__Job__
Identify, in the records below, every line where the string "建筑垃圾" appears, and copy each such line.

__Supplied data__
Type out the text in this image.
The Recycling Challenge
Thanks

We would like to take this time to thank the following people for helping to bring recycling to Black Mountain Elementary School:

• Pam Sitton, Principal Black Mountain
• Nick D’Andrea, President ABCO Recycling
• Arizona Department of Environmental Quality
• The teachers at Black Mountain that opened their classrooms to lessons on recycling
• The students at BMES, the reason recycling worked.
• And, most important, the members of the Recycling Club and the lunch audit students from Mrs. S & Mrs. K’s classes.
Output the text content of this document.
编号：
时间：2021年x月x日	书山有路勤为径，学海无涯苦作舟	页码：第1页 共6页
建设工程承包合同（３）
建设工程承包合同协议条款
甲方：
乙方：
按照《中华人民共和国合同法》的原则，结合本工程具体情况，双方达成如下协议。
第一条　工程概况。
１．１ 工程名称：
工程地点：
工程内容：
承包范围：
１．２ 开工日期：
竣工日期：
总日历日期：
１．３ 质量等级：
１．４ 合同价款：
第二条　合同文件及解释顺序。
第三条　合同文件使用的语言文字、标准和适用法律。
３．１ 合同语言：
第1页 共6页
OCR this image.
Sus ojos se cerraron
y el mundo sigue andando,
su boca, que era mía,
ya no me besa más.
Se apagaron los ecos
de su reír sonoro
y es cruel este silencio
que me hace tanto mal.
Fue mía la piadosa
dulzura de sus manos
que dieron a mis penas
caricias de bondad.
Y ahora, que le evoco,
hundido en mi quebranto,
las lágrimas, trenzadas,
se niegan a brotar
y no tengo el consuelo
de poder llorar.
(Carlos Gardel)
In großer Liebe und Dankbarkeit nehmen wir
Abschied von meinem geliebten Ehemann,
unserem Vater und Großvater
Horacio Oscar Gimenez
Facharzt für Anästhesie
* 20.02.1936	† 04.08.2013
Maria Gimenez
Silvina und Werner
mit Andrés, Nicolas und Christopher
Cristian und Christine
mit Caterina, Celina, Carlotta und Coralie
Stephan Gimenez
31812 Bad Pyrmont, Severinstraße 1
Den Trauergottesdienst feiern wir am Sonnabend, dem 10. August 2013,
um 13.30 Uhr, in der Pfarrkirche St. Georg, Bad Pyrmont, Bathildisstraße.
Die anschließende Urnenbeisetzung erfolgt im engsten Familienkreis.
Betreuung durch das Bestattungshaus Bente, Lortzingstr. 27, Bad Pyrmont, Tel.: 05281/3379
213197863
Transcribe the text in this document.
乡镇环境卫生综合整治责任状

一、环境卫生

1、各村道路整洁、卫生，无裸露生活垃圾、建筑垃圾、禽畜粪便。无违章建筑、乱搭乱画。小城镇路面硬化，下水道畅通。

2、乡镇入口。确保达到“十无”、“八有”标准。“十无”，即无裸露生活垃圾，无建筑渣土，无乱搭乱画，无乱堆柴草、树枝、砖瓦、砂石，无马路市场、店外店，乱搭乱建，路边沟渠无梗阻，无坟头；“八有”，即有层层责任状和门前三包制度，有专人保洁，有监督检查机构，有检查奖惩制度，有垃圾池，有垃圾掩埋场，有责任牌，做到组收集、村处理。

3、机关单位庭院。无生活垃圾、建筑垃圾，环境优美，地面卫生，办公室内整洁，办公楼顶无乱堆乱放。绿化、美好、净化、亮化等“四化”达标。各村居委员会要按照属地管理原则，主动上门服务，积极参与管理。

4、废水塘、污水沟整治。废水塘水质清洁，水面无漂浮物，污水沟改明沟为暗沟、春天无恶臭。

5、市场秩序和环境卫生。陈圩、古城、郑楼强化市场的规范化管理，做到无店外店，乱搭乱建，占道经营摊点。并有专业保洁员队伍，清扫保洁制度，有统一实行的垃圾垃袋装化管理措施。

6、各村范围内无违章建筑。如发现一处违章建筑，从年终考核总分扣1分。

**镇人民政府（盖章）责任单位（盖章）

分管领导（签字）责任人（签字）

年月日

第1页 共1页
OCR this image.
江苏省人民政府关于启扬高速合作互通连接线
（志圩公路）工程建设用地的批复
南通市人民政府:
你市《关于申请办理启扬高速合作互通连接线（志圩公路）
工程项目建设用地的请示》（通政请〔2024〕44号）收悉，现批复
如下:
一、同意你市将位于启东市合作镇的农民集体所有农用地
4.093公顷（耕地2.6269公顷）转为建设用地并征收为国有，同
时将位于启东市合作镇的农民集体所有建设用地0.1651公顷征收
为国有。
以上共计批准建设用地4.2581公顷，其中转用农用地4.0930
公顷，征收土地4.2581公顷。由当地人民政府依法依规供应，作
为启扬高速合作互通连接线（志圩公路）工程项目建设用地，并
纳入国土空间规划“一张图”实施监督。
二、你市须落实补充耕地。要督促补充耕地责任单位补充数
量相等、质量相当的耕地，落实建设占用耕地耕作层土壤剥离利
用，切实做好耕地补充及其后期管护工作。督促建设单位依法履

__The result__
1、各村道路整洁、卫生，无裸露生活垃圾、建筑垃圾、禽畜粪便。无违章建筑、乱搭乱画。小城镇路面硬化，下水道畅通。
3、机关单位庭院。无生活垃圾、建筑垃圾，环境优美，地面卫生，办公室内整洁，办公楼顶无乱堆乱放。绿化、美好、净化、亮化等“四化”达标。各村居委员会要按照属地管理原则，主动上门服务，积极参与管理。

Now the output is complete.